Look through the data below. Show each line where the string "this" occurs.

-- Start of INPUT MATERIAL --

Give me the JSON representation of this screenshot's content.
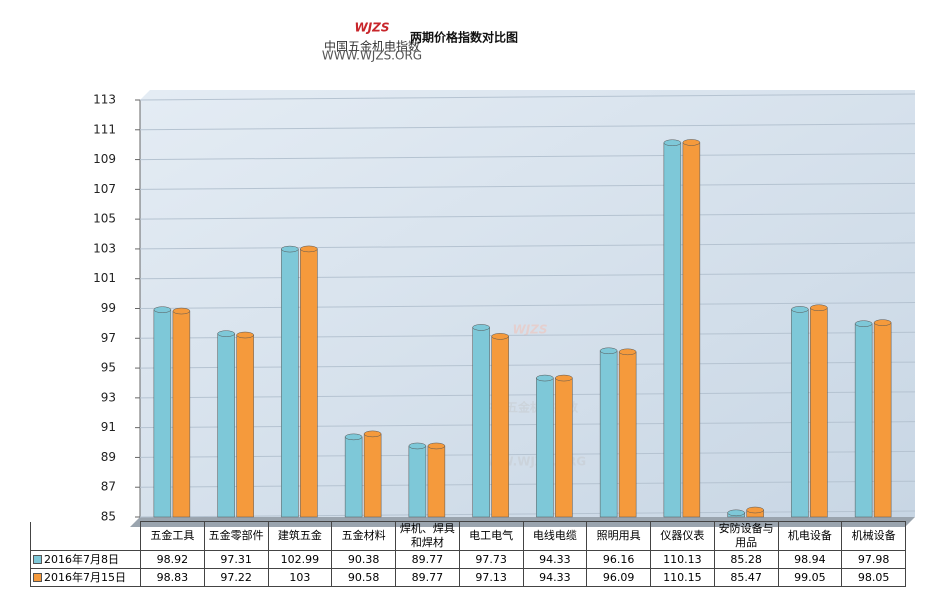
{
  "logo": {
    "mark": "WJZS",
    "name": "中国五金机电指数",
    "url": "WWW.WJZS.ORG"
  },
  "chart_data": {
    "type": "bar",
    "title": "两期价格指数对比图",
    "categories": [
      "五金工具",
      "五金零部件",
      "建筑五金",
      "五金材料",
      "焊机、焊具和焊材",
      "电工电气",
      "电线电缆",
      "照明用具",
      "仪器仪表",
      "安防设备与用品",
      "机电设备",
      "机械设备"
    ],
    "series": [
      {
        "name": "2016年7月8日",
        "color": "#7ec8d8",
        "values": [
          98.92,
          97.31,
          102.99,
          90.38,
          89.77,
          97.73,
          94.33,
          96.16,
          110.13,
          85.28,
          98.94,
          97.98
        ]
      },
      {
        "name": "2016年7月15日",
        "color": "#f59a3c",
        "values": [
          98.83,
          97.22,
          103,
          90.58,
          89.77,
          97.13,
          94.33,
          96.09,
          110.15,
          85.47,
          99.05,
          98.05
        ]
      }
    ],
    "ylim": [
      85,
      113
    ],
    "yticks": [
      85,
      87,
      89,
      91,
      93,
      95,
      97,
      99,
      101,
      103,
      105,
      107,
      109,
      111,
      113
    ],
    "grid": true,
    "legend": "table"
  }
}
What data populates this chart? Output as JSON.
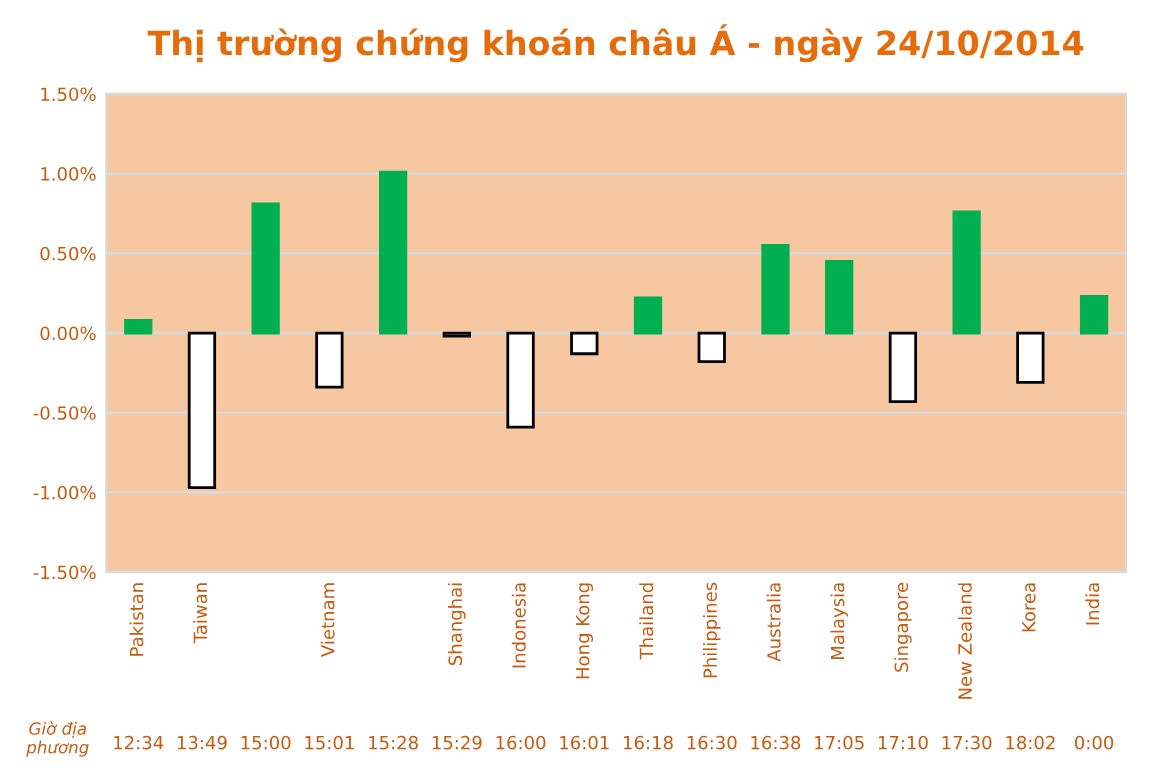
{
  "chart_data": {
    "type": "bar",
    "title": "Thị trường chứng khoán châu Á - ngày 24/10/2014",
    "categories": [
      "Pakistan",
      "Taiwan",
      null,
      "Vietnam",
      null,
      "Shanghai",
      "Indonesia",
      "Hong Kong",
      "Thailand",
      "Philippines",
      "Australia",
      "Malaysia",
      "Singapore",
      "New Zealand",
      "Korea",
      "India"
    ],
    "values": [
      0.08,
      -0.97,
      0.81,
      -0.34,
      1.01,
      -0.02,
      -0.59,
      -0.13,
      0.22,
      -0.18,
      0.55,
      0.45,
      -0.43,
      0.76,
      -0.31,
      0.23
    ],
    "colors": [
      "#00b050",
      "#ffffff",
      "#00b050",
      "#ffffff",
      "#00b050",
      "#ffffff",
      "#ffffff",
      "#ffffff",
      "#00b050",
      "#ffffff",
      "#00b050",
      "#00b050",
      "#ffffff",
      "#00b050",
      "#ffffff",
      "#00b050"
    ],
    "ylim": [
      -1.5,
      1.5
    ],
    "yticks": [
      {
        "value": -1.5,
        "label": "-1.50%"
      },
      {
        "value": -1.0,
        "label": "-1.00%"
      },
      {
        "value": -0.5,
        "label": "-0.50%"
      },
      {
        "value": 0,
        "label": "0.00%"
      },
      {
        "value": 0.5,
        "label": "0.50%"
      },
      {
        "value": 1.0,
        "label": "1.00%"
      },
      {
        "value": 1.5,
        "label": "1.50%"
      }
    ],
    "grid": "y",
    "annotations": [
      "Giờ địa\nphương",
      "12:34",
      "13:49",
      "15:00",
      "15:01",
      "15:28",
      "15:29",
      "16:00",
      "16:01",
      "16:18",
      "16:30",
      "16:38",
      "17:05",
      "17:10",
      "17:30",
      "18:02",
      "0:00"
    ]
  }
}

-- End of INPUT MATERIAL --

WRITTEN RESPONSE >>
Give me the JSON representation of this screenshot's content.
What data populates this chart? Output as JSON.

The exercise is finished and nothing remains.